─── Information supplied ───
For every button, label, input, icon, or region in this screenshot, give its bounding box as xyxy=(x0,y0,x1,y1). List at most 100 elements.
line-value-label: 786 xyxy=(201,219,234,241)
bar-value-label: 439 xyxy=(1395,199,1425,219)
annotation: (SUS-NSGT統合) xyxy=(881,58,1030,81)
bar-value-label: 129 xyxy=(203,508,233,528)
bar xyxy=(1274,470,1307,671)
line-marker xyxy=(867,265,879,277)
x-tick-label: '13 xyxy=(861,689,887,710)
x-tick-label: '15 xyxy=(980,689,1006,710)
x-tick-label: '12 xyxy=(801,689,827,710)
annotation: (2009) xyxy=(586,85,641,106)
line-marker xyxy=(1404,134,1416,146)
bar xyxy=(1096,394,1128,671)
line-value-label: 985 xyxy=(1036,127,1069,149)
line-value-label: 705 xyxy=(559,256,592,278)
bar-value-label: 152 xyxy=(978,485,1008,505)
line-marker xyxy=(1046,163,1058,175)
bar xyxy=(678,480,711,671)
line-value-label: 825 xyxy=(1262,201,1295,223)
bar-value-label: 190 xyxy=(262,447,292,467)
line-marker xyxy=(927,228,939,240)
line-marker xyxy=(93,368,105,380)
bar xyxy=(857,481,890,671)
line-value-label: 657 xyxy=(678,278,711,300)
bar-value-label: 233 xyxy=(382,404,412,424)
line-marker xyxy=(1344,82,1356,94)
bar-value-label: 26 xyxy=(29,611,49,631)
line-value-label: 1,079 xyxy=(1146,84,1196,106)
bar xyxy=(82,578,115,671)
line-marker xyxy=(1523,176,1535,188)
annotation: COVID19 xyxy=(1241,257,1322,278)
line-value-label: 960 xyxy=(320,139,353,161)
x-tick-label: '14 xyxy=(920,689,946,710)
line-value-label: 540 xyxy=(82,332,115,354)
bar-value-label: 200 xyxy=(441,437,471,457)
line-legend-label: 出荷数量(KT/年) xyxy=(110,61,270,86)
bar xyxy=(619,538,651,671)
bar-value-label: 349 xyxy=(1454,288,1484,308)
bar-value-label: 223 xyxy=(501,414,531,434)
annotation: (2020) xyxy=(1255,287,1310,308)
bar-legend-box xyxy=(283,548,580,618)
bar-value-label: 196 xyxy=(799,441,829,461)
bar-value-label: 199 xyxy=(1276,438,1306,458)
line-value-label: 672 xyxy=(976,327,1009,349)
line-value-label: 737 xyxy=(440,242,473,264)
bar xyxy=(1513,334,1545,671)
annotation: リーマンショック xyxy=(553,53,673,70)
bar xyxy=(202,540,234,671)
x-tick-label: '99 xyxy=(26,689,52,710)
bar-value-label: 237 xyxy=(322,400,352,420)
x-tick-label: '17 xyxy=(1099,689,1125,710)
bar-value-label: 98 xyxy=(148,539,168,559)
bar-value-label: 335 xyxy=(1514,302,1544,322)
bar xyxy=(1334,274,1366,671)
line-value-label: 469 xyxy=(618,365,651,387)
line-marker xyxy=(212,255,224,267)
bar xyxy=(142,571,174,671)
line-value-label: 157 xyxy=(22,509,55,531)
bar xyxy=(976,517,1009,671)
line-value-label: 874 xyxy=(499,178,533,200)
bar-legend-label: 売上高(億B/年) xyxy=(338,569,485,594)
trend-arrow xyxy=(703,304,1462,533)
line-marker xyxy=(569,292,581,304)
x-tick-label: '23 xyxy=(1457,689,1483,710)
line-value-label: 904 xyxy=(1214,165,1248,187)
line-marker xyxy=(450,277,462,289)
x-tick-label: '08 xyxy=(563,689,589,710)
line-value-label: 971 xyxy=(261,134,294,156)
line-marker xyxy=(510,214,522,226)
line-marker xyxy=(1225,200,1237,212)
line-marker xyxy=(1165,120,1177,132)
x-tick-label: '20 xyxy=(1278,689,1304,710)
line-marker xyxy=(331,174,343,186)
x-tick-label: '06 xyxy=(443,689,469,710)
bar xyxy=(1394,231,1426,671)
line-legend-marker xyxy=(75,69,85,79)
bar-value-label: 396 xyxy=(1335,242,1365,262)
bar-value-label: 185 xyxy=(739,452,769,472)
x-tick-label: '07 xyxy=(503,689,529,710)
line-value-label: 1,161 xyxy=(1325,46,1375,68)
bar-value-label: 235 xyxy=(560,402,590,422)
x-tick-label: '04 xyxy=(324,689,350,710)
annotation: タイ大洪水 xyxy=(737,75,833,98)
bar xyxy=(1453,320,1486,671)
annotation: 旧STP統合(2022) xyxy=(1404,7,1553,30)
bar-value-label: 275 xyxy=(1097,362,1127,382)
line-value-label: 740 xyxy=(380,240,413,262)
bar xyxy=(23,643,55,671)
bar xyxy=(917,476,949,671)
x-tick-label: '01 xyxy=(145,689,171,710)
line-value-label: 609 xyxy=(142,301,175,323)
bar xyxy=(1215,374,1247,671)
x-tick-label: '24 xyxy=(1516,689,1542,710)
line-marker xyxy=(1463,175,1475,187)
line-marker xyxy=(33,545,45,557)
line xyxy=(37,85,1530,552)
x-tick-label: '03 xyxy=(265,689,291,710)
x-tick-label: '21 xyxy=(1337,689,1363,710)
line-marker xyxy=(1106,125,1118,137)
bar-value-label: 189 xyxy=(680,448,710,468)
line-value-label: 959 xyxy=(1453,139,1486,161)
───
**The request**
Extract the listing above verbatim, from its first line through the line containing "bar xyxy=(1513,334,1545,671)", with that line included.

**Answer to this problem**
For every button, label, input, icon, or region in this screenshot, give its bounding box as xyxy=(x0,y0,x1,y1). List at most 100 elements.
line-value-label: 786 xyxy=(201,219,234,241)
bar-value-label: 439 xyxy=(1395,199,1425,219)
annotation: (SUS-NSGT統合) xyxy=(881,58,1030,81)
bar-value-label: 129 xyxy=(203,508,233,528)
bar xyxy=(1274,470,1307,671)
line-marker xyxy=(867,265,879,277)
x-tick-label: '13 xyxy=(861,689,887,710)
x-tick-label: '15 xyxy=(980,689,1006,710)
x-tick-label: '12 xyxy=(801,689,827,710)
annotation: (2009) xyxy=(586,85,641,106)
line-marker xyxy=(1404,134,1416,146)
bar xyxy=(1096,394,1128,671)
line-value-label: 985 xyxy=(1036,127,1069,149)
line-value-label: 705 xyxy=(559,256,592,278)
bar-value-label: 152 xyxy=(978,485,1008,505)
line-marker xyxy=(1046,163,1058,175)
bar xyxy=(678,480,711,671)
line-value-label: 825 xyxy=(1262,201,1295,223)
bar-value-label: 190 xyxy=(262,447,292,467)
line-marker xyxy=(927,228,939,240)
line-marker xyxy=(93,368,105,380)
bar xyxy=(857,481,890,671)
line-value-label: 657 xyxy=(678,278,711,300)
bar-value-label: 233 xyxy=(382,404,412,424)
line-marker xyxy=(1344,82,1356,94)
bar-value-label: 26 xyxy=(29,611,49,631)
line-value-label: 1,079 xyxy=(1146,84,1196,106)
bar xyxy=(82,578,115,671)
line-marker xyxy=(1523,176,1535,188)
annotation: COVID19 xyxy=(1241,257,1322,278)
line-value-label: 960 xyxy=(320,139,353,161)
x-tick-label: '14 xyxy=(920,689,946,710)
line-value-label: 540 xyxy=(82,332,115,354)
bar-value-label: 200 xyxy=(441,437,471,457)
line-legend-label: 出荷数量(KT/年) xyxy=(110,61,270,86)
bar xyxy=(619,538,651,671)
bar-value-label: 349 xyxy=(1454,288,1484,308)
bar-value-label: 223 xyxy=(501,414,531,434)
annotation: (2020) xyxy=(1255,287,1310,308)
bar-legend-box xyxy=(283,548,580,618)
bar-value-label: 196 xyxy=(799,441,829,461)
bar-value-label: 199 xyxy=(1276,438,1306,458)
line-value-label: 672 xyxy=(976,327,1009,349)
line-value-label: 737 xyxy=(440,242,473,264)
bar xyxy=(1513,334,1545,671)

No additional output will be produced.